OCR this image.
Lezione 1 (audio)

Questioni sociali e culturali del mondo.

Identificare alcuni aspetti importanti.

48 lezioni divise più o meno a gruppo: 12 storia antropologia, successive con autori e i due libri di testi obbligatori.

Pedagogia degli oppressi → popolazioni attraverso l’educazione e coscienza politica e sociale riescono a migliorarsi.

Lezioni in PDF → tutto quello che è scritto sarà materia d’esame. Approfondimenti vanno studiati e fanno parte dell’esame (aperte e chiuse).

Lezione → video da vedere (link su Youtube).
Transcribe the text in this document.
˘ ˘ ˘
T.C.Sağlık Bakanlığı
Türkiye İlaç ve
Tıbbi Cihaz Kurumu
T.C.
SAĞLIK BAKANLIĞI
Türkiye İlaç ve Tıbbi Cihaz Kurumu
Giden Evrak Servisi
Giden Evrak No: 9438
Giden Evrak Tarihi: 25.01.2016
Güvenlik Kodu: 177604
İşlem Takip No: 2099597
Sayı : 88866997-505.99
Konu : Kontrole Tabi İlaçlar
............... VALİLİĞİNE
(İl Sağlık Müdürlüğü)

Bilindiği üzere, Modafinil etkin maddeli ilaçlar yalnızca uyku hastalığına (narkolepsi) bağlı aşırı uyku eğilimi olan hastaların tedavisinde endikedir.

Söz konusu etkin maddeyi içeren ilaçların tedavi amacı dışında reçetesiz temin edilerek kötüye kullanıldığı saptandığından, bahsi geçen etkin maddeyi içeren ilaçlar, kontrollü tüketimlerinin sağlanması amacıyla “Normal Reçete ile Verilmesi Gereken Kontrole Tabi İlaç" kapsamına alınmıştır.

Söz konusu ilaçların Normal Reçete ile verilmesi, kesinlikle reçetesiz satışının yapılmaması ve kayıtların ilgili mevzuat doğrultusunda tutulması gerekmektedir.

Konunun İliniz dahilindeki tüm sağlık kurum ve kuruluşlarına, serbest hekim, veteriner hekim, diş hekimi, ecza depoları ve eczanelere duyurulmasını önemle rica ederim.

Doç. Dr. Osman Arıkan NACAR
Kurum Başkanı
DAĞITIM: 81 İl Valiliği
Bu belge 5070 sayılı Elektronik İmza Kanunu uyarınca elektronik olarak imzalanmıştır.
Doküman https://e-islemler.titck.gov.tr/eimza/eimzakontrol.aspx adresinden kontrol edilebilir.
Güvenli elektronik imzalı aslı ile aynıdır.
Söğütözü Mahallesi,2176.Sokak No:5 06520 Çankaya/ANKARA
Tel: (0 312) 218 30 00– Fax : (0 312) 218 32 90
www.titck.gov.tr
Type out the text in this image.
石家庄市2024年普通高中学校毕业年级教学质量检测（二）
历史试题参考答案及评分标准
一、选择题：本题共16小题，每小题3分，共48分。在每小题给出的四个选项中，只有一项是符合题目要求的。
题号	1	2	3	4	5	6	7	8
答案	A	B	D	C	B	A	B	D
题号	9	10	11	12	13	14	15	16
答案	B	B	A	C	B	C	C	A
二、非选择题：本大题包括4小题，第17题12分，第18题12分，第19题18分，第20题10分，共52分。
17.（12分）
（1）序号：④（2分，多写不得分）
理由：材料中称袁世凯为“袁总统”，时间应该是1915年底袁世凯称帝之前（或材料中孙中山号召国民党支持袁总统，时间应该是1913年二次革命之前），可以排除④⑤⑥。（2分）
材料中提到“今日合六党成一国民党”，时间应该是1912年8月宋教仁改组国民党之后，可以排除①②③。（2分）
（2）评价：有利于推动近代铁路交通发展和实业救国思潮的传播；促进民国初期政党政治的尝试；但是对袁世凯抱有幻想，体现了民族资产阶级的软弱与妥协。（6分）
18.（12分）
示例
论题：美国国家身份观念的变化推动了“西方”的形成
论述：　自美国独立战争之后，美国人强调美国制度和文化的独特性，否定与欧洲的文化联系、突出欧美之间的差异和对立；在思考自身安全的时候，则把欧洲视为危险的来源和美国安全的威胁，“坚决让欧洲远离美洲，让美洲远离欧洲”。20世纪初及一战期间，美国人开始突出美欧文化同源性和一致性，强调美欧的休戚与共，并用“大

----------------------------------------

[Stated goal]: Copy all the entries verbatim.

[Output for this exercise]:
OCR this image.
Lezione 1 (audio)

Questioni sociali e culturali del mondo.

Identificare alcuni aspetti importanti.

48 lezioni divise più o meno a gruppo: 12 storia antropologia, successive con autori e i due libri di testi obbligatori.

Pedagogia degli oppressi → popolazioni attraverso l’educazione e coscienza politica e sociale riescono a migliorarsi.

Lezioni in PDF → tutto quello che è scritto sarà materia d’esame. Approfondimenti vanno studiati e fanno parte dell’esame (aperte e chiuse).

Lezione → video da vedere (link su Youtube).
Transcribe the text in this document.
˘ ˘ ˘
T.C.Sağlık Bakanlığı
Türkiye İlaç ve
Tıbbi Cihaz Kurumu
T.C.
SAĞLIK BAKANLIĞI
Türkiye İlaç ve Tıbbi Cihaz Kurumu
Giden Evrak Servisi
Giden Evrak No: 9438
Giden Evrak Tarihi: 25.01.2016
Güvenlik Kodu: 177604
İşlem Takip No: 2099597
Sayı : 88866997-505.99
Konu : Kontrole Tabi İlaçlar
............... VALİLİĞİNE
(İl Sağlık Müdürlüğü)

Bilindiği üzere, Modafinil etkin maddeli ilaçlar yalnızca uyku hastalığına (narkolepsi) bağlı aşırı uyku eğilimi olan hastaların tedavisinde endikedir.

Söz konusu etkin maddeyi içeren ilaçların tedavi amacı dışında reçetesiz temin edilerek kötüye kullanıldığı saptandığından, bahsi geçen etkin maddeyi içeren ilaçlar, kontrollü tüketimlerinin sağlanması amacıyla “Normal Reçete ile Verilmesi Gereken Kontrole Tabi İlaç" kapsamına alınmıştır.

Söz konusu ilaçların Normal Reçete ile verilmesi, kesinlikle reçetesiz satışının yapılmaması ve kayıtların ilgili mevzuat doğrultusunda tutulması gerekmektedir.

Konunun İliniz dahilindeki tüm sağlık kurum ve kuruluşlarına, serbest hekim, veteriner hekim, diş hekimi, ecza depoları ve eczanelere duyurulmasını önemle rica ederim.

Doç. Dr. Osman Arıkan NACAR
Kurum Başkanı
DAĞITIM: 81 İl Valiliği
Bu belge 5070 sayılı Elektronik İmza Kanunu uyarınca elektronik olarak imzalanmıştır.
Doküman https://e-islemler.titck.gov.tr/eimza/eimzakontrol.aspx adresinden kontrol edilebilir.
Güvenli elektronik imzalı aslı ile aynıdır.
Söğütözü Mahallesi,2176.Sokak No:5 06520 Çankaya/ANKARA
Tel: (0 312) 218 30 00– Fax : (0 312) 218 32 90
www.titck.gov.tr
Type out the text in this image.
石家庄市2024年普通高中学校毕业年级教学质量检测（二）
历史试题参考答案及评分标准
一、选择题：本题共16小题，每小题3分，共48分。在每小题给出的四个选项中，只有一项是符合题目要求的。
题号	1	2	3	4	5	6	7	8
答案	A	B	D	C	B	A	B	D
题号	9	10	11	12	13	14	15	16
答案	B	B	A	C	B	C	C	A
二、非选择题：本大题包括4小题，第17题12分，第18题12分，第19题18分，第20题10分，共52分。
17.（12分）
（1）序号：④（2分，多写不得分）
理由：材料中称袁世凯为“袁总统”，时间应该是1915年底袁世凯称帝之前（或材料中孙中山号召国民党支持袁总统，时间应该是1913年二次革命之前），可以排除④⑤⑥。（2分）
材料中提到“今日合六党成一国民党”，时间应该是1912年8月宋教仁改组国民党之后，可以排除①②③。（2分）
（2）评价：有利于推动近代铁路交通发展和实业救国思潮的传播；促进民国初期政党政治的尝试；但是对袁世凯抱有幻想，体现了民族资产阶级的软弱与妥协。（6分）
18.（12分）
示例
论题：美国国家身份观念的变化推动了“西方”的形成
论述：　自美国独立战争之后，美国人强调美国制度和文化的独特性，否定与欧洲的文化联系、突出欧美之间的差异和对立；在思考自身安全的时候，则把欧洲视为危险的来源和美国安全的威胁，“坚决让欧洲远离美洲，让美洲远离欧洲”。20世纪初及一战期间，美国人开始突出美欧文化同源性和一致性，强调美欧的休戚与共，并用“大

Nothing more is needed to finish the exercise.